Extracts from a graphics dataset:
== == ==

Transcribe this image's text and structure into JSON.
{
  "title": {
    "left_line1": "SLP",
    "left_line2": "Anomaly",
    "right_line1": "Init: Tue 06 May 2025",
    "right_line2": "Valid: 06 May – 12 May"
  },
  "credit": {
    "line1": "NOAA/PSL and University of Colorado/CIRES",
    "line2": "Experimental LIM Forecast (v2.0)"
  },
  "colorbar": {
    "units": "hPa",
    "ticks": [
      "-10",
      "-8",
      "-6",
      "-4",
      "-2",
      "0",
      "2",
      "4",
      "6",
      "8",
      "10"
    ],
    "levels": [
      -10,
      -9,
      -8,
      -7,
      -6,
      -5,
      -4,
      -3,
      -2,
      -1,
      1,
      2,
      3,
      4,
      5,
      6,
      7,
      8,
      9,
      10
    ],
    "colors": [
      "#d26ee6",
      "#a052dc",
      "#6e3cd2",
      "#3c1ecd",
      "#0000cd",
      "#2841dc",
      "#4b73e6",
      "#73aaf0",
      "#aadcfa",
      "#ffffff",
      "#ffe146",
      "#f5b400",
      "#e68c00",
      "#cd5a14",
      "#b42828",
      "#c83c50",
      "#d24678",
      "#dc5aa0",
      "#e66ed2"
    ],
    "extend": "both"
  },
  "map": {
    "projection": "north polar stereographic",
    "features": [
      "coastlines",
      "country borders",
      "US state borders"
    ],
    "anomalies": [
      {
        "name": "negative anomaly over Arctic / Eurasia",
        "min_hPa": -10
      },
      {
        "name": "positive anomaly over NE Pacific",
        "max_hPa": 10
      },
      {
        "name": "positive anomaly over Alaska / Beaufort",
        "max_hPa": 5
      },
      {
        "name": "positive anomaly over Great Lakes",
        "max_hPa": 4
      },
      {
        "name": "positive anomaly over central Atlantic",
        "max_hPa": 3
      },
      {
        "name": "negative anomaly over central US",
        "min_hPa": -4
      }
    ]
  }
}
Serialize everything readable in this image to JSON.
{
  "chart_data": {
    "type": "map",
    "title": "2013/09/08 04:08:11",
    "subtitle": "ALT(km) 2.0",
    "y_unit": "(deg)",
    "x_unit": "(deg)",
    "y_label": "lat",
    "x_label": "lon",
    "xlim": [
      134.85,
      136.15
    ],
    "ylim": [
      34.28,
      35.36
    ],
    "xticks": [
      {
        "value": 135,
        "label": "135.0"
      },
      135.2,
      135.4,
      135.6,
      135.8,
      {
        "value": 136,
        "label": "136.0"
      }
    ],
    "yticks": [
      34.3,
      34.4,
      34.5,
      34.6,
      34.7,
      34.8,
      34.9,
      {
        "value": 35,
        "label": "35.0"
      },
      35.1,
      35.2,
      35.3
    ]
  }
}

== == ==

**Prompt:**
Copy each line of the data above without altering a single character.

**Written solution:**
Transcribe this image's text and structure into JSON.
{
  "title": {
    "left_line1": "SLP",
    "left_line2": "Anomaly",
    "right_line1": "Init: Tue 06 May 2025",
    "right_line2": "Valid: 06 May – 12 May"
  },
  "credit": {
    "line1": "NOAA/PSL and University of Colorado/CIRES",
    "line2": "Experimental LIM Forecast (v2.0)"
  },
  "colorbar": {
    "units": "hPa",
    "ticks": [
      "-10",
      "-8",
      "-6",
      "-4",
      "-2",
      "0",
      "2",
      "4",
      "6",
      "8",
      "10"
    ],
    "levels": [
      -10,
      -9,
      -8,
      -7,
      -6,
      -5,
      -4,
      -3,
      -2,
      -1,
      1,
      2,
      3,
      4,
      5,
      6,
      7,
      8,
      9,
      10
    ],
    "colors": [
      "#d26ee6",
      "#a052dc",
      "#6e3cd2",
      "#3c1ecd",
      "#0000cd",
      "#2841dc",
      "#4b73e6",
      "#73aaf0",
      "#aadcfa",
      "#ffffff",
      "#ffe146",
      "#f5b400",
      "#e68c00",
      "#cd5a14",
      "#b42828",
      "#c83c50",
      "#d24678",
      "#dc5aa0",
      "#e66ed2"
    ],
    "extend": "both"
  },
  "map": {
    "projection": "north polar stereographic",
    "features": [
      "coastlines",
      "country borders",
      "US state borders"
    ],
    "anomalies": [
      {
        "name": "negative anomaly over Arctic / Eurasia",
        "min_hPa": -10
      },
      {
        "name": "positive anomaly over NE Pacific",
        "max_hPa": 10
      },
      {
        "name": "positive anomaly over Alaska / Beaufort",
        "max_hPa": 5
      },
      {
        "name": "positive anomaly over Great Lakes",
        "max_hPa": 4
      },
      {
        "name": "positive anomaly over central Atlantic",
        "max_hPa": 3
      },
      {
        "name": "negative anomaly over central US",
        "min_hPa": -4
      }
    ]
  }
}
Serialize everything readable in this image to JSON.
{
  "chart_data": {
    "type": "map",
    "title": "2013/09/08 04:08:11",
    "subtitle": "ALT(km) 2.0",
    "y_unit": "(deg)",
    "x_unit": "(deg)",
    "y_label": "lat",
    "x_label": "lon",
    "xlim": [
      134.85,
      136.15
    ],
    "ylim": [
      34.28,
      35.36
    ],
    "xticks": [
      {
        "value": 135,
        "label": "135.0"
      },
      135.2,
      135.4,
      135.6,
      135.8,
      {
        "value": 136,
        "label": "136.0"
      }
    ],
    "yticks": [
      34.3,
      34.4,
      34.5,
      34.6,
      34.7,
      34.8,
      34.9,
      {
        "value": 35,
        "label": "35.0"
      },
      35.1,
      35.2,
      35.3
    ]
  }
}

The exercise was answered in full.